▶ **The exercise**: Render the material again word for word, skipping the pictures in it.

** START OF Extracted entries **

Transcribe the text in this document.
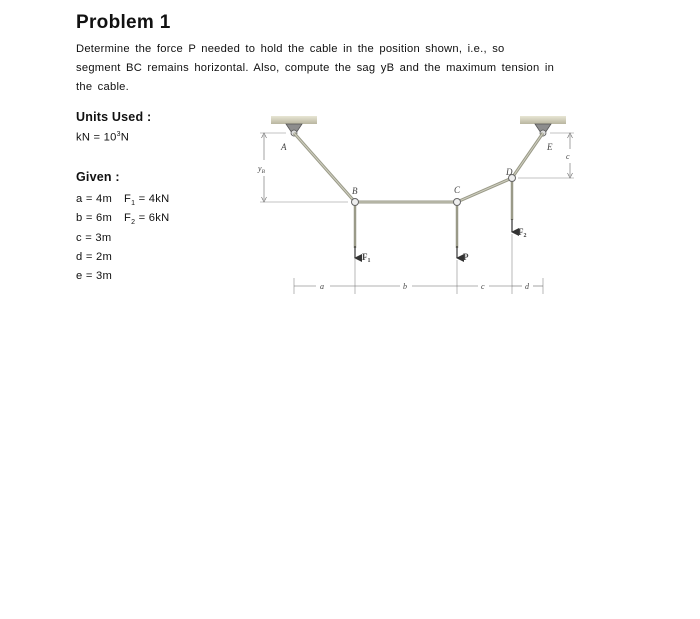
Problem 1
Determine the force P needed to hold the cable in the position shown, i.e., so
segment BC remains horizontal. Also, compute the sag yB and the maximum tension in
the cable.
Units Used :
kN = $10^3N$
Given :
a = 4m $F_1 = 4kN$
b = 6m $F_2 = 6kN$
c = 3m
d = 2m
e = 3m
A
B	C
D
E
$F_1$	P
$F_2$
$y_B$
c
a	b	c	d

** END OF Extracted entries **

▶ **Solution for this exercise**:
Transcribe the text in this document.
Problem 1
Determine the force P needed to hold the cable in the position shown, i.e., so
segment BC remains horizontal. Also, compute the sag yB and the maximum tension in
the cable.
Units Used :
kN = $10^3N$
Given :
a = 4m $F_1 = 4kN$
b = 6m $F_2 = 6kN$
c = 3m
d = 2m
e = 3m
A
B	C
D
E
$F_1$	P
$F_2$
$y_B$
c
a	b	c	d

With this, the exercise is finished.